_Given passage_:
☆ ☆ ☆
# Craftsman professional Router Table #926608



## mcrmb1 (Jan 4, 2014)

well routing is new to me so im trying to learn some thing new. bought a new dewalt DW618B3 & a Craftsman professional Router Table #926608 it looks just like the Bosch RA1171 Router Table any info if they are the same would be nice and can i buy a mounting plate to fit dewalt DW618 to it


----------



## dutchman 46 (May 23, 2007)

I am sorry for My mistake! I destroyed My message! I wanted to respond to the message where You were wanted to purchase a pattern for the mount, or bolt layout! That can be accomplished by taking the bottom plate from Your router. That plastic "phenolic plate" is the only pattern You will need! It gives You the bolt, and bit opening dimensions. Be sure to very carefully lay out the center hole, and if You are troubled by that, use a 1/2 in. drill bit with a nice sharp center point. Chuck it into Your router, and turn by hand on Your finished plate that Your making. This way, You are assured of a very accurate centered hole! I an not sure if the router tables are identical, nut I hope this part gives You a little help. Again, Sorry for My making My 1st. reply disappear! And Happy route- ring!
☆ ☆ ☆
_Information supplied_:

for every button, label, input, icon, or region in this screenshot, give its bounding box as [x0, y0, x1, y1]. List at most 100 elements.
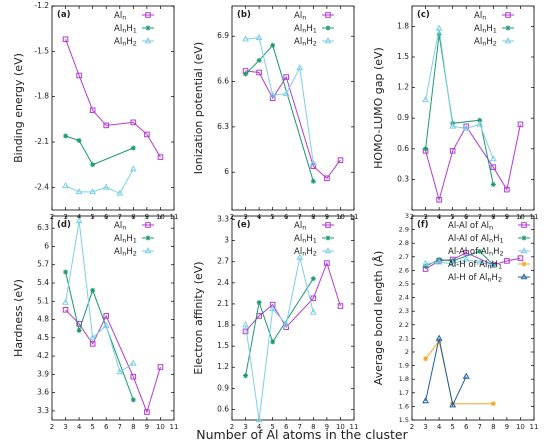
legend-label: AlnH2	[114, 247, 137, 258]
series-AlH_H2	[422, 334, 470, 408]
x-tick-label: 4	[77, 423, 82, 431]
data-point	[62, 182, 70, 189]
data-point	[422, 397, 430, 404]
legend-label: Al-H of AlnH1	[448, 260, 502, 271]
panel-label: (c)	[417, 10, 430, 20]
legend-marker	[325, 25, 331, 31]
x-tick-label: 9	[505, 423, 509, 431]
y-tick-label: 1.5	[217, 341, 229, 350]
data-point	[129, 165, 137, 172]
data-point	[423, 263, 429, 269]
data-point	[310, 276, 316, 282]
data-point	[435, 334, 443, 341]
data-point	[157, 154, 164, 160]
series-line	[425, 28, 494, 160]
x-tick-label: 4	[257, 423, 262, 431]
y-tick-label: 3.3	[37, 406, 49, 415]
legend-marker	[144, 247, 152, 254]
data-point	[63, 269, 69, 275]
x-tick-label: 4	[437, 423, 442, 431]
y-tick-label: 6.6	[217, 77, 229, 86]
legend-marker	[145, 222, 151, 228]
panel-e: 2 3 4 5 6 7 8 9 10 11 3.3 3 2.7 2.4 2.1 1.8 1.5 1.2 0.9 0.6…	[192, 215, 358, 431]
data-point	[422, 259, 430, 266]
legend: Al-Al of Aln Al-Al of AlnH1 Al-Al of AlnH2…	[448, 221, 530, 284]
y-tick-label: 2.7	[217, 257, 229, 266]
legend-marker	[144, 37, 152, 44]
y-tick-label: 6	[44, 241, 49, 250]
legend-marker	[324, 247, 332, 254]
y-tick-label: 2.5	[399, 280, 409, 288]
data-point	[489, 155, 497, 162]
y-tick-label: 2.3	[399, 307, 409, 315]
series-line	[245, 278, 314, 376]
y-tick-label: 3	[405, 212, 409, 220]
legend-marker	[325, 235, 331, 241]
x-tick-label: 8	[491, 423, 495, 431]
x-tick-label: 8	[311, 423, 315, 431]
data-point	[256, 300, 262, 306]
x-axis-label: Number of Al atoms in the cluster	[196, 427, 408, 442]
y-tick-label: 2.2	[399, 321, 409, 329]
data-point	[504, 258, 510, 264]
y-tick-label: 5.7	[37, 260, 49, 269]
data-point	[90, 162, 96, 168]
plot-frame	[51, 5, 175, 211]
series-AlH1	[63, 269, 136, 403]
data-point	[462, 372, 470, 379]
series-Al	[242, 260, 344, 335]
x-tick-label: 2	[50, 423, 54, 431]
y-tick-label: 4.8	[37, 315, 49, 324]
data-point	[490, 164, 497, 170]
y-tick-label: 3.9	[37, 369, 49, 378]
x-tick-label: 7	[298, 423, 302, 431]
data-point	[463, 249, 470, 256]
series-AlH2	[242, 253, 317, 423]
data-point	[436, 338, 442, 344]
y-tick-label: 0.6	[217, 404, 229, 413]
data-point	[89, 188, 97, 195]
data-point	[144, 409, 150, 415]
data-point	[256, 57, 262, 63]
legend-marker	[521, 235, 527, 241]
y-tick-label: 1.2	[397, 83, 409, 92]
series-line	[245, 257, 314, 421]
x-tick-label: 5	[450, 423, 454, 431]
data-point	[62, 306, 69, 313]
x-tick-label: 11	[530, 423, 539, 431]
x-tick-label: 10	[156, 423, 165, 431]
y-tick-label: 0.9	[217, 383, 229, 392]
series-AlH2	[422, 24, 497, 162]
legend-label: AlnH2	[114, 37, 137, 48]
data-point	[76, 72, 82, 79]
data-point	[89, 341, 96, 347]
data-point	[144, 131, 150, 138]
y-tick-label: -2.1	[34, 137, 49, 146]
legend-label: AlnH2	[474, 37, 497, 48]
data-point	[436, 197, 442, 203]
data-point	[490, 262, 496, 268]
data-point	[517, 255, 524, 261]
data-point	[283, 74, 290, 80]
series-Al	[242, 68, 344, 182]
y-tick-label: 2.1	[399, 334, 409, 342]
legend-marker	[521, 261, 527, 267]
y-tick-label: 0.9	[397, 113, 409, 122]
legend-label: Al-H of AlnH2	[448, 273, 502, 284]
x-tick-label: 3	[63, 423, 67, 431]
series-line	[65, 271, 134, 401]
legend: Aln AlnH1 AlnH2	[294, 221, 334, 258]
legend-marker	[145, 235, 151, 241]
data-point	[270, 339, 276, 345]
y-tick-label: 1.8	[217, 320, 229, 329]
series-line	[65, 168, 134, 195]
panel-f: 2 3 4 5 6 7 8 9 10 11 3 2.9 2.8 2.7 2.6 2.5 2.4 2.3 2.2 2.1…	[372, 212, 538, 431]
plot-frame	[51, 215, 175, 421]
y-tick-label: 1.7	[399, 389, 409, 397]
data-point	[76, 137, 82, 143]
data-point	[489, 261, 497, 268]
series-line	[65, 220, 134, 373]
y-axis-label: Average bond length (Å)	[372, 251, 385, 386]
y-tick-label: 1.2	[217, 362, 229, 371]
☆ ☆ ☆
_Requirements_:
a – List every tool brand named in the router table thread.
b – Answer these questions about the router table thread, one per line:
(i) Which router model did the first poster buy?
(ii) What size drill bit does the reply recommend for laying out the center hole?
(iii) Which part of the router does the reply say is the only pattern needed?
c – Write what comes next in the router table thread, picking up after its last post.

_Expected results_:
a – dewalt, Craftsman, Bosch

b –
(i) The dewalt DW618B3.
(ii) A 1/2 in. drill bit with a sharp center point.
(iii) The bottom plate, the plastic "phenolic plate."

c –
----------



## Cherryville Chuck (Sep 28, 2010)

Sears doesn't manufacture anything like that so they could be the same. You'll probably have to mount the router in the plate yourself as Howard outlined. I think there is a "sticky thread" on the forum homepage that gives detailed instruction on how to do that since it is an often asked question.


----------



## Mike (Nov 22, 2004)

The Bosch RA1171 and the Craftsman 26608 tables are identical.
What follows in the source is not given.